- Short exercise -
Extract the listing below in full, unchanged.

- Dataset extract -
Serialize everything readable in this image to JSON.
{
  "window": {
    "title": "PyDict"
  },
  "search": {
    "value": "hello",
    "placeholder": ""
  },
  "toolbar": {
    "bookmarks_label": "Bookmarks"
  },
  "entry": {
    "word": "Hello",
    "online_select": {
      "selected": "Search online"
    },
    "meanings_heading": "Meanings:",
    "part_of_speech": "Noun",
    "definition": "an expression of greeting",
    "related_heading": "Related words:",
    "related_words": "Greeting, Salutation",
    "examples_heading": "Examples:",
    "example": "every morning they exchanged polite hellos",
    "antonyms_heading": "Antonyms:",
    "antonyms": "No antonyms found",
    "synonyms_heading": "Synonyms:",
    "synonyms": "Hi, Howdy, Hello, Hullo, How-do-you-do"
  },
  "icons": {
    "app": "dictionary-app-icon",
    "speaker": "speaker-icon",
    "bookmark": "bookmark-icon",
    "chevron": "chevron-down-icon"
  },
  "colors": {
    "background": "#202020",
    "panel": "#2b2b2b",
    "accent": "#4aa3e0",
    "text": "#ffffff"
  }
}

- Output of the exercise -
Serialize everything readable in this image to JSON.
{
  "window": {
    "title": "PyDict"
  },
  "search": {
    "value": "hello",
    "placeholder": ""
  },
  "toolbar": {
    "bookmarks_label": "Bookmarks"
  },
  "entry": {
    "word": "Hello",
    "online_select": {
      "selected": "Search online"
    },
    "meanings_heading": "Meanings:",
    "part_of_speech": "Noun",
    "definition": "an expression of greeting",
    "related_heading": "Related words:",
    "related_words": "Greeting, Salutation",
    "examples_heading": "Examples:",
    "example": "every morning they exchanged polite hellos",
    "antonyms_heading": "Antonyms:",
    "antonyms": "No antonyms found",
    "synonyms_heading": "Synonyms:",
    "synonyms": "Hi, Howdy, Hello, Hullo, How-do-you-do"
  },
  "icons": {
    "app": "dictionary-app-icon",
    "speaker": "speaker-icon",
    "bookmark": "bookmark-icon",
    "chevron": "chevron-down-icon"
  },
  "colors": {
    "background": "#202020",
    "panel": "#2b2b2b",
    "accent": "#4aa3e0",
    "text": "#ffffff"
  }
}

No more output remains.